• _Given problem_:
Make an exact copy of all the data.

• _Dataset content_:
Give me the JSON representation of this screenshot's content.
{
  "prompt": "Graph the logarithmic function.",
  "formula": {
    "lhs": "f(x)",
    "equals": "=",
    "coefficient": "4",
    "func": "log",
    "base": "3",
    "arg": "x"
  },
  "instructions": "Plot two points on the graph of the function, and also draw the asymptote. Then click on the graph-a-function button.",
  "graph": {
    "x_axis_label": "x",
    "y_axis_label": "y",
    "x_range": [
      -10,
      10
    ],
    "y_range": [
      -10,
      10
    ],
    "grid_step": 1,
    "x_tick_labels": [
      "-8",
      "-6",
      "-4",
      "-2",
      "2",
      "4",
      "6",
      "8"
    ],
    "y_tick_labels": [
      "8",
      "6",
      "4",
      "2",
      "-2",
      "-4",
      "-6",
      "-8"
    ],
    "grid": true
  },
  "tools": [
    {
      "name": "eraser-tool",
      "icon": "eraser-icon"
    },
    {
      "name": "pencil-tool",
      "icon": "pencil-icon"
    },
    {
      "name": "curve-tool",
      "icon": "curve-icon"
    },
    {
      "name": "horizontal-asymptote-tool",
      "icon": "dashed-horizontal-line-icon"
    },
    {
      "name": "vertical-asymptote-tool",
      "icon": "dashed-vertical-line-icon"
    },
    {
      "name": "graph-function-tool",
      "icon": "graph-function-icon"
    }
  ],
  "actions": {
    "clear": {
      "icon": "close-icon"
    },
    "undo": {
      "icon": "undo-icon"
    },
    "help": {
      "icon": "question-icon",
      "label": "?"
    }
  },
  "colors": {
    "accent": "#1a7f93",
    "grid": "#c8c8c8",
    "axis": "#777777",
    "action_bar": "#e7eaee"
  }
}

• _Written answer_:
Give me the JSON representation of this screenshot's content.
{
  "prompt": "Graph the logarithmic function.",
  "formula": {
    "lhs": "f(x)",
    "equals": "=",
    "coefficient": "4",
    "func": "log",
    "base": "3",
    "arg": "x"
  },
  "instructions": "Plot two points on the graph of the function, and also draw the asymptote. Then click on the graph-a-function button.",
  "graph": {
    "x_axis_label": "x",
    "y_axis_label": "y",
    "x_range": [
      -10,
      10
    ],
    "y_range": [
      -10,
      10
    ],
    "grid_step": 1,
    "x_tick_labels": [
      "-8",
      "-6",
      "-4",
      "-2",
      "2",
      "4",
      "6",
      "8"
    ],
    "y_tick_labels": [
      "8",
      "6",
      "4",
      "2",
      "-2",
      "-4",
      "-6",
      "-8"
    ],
    "grid": true
  },
  "tools": [
    {
      "name": "eraser-tool",
      "icon": "eraser-icon"
    },
    {
      "name": "pencil-tool",
      "icon": "pencil-icon"
    },
    {
      "name": "curve-tool",
      "icon": "curve-icon"
    },
    {
      "name": "horizontal-asymptote-tool",
      "icon": "dashed-horizontal-line-icon"
    },
    {
      "name": "vertical-asymptote-tool",
      "icon": "dashed-vertical-line-icon"
    },
    {
      "name": "graph-function-tool",
      "icon": "graph-function-icon"
    }
  ],
  "actions": {
    "clear": {
      "icon": "close-icon"
    },
    "undo": {
      "icon": "undo-icon"
    },
    "help": {
      "icon": "question-icon",
      "label": "?"
    }
  },
  "colors": {
    "accent": "#1a7f93",
    "grid": "#c8c8c8",
    "axis": "#777777",
    "action_bar": "#e7eaee"
  }
}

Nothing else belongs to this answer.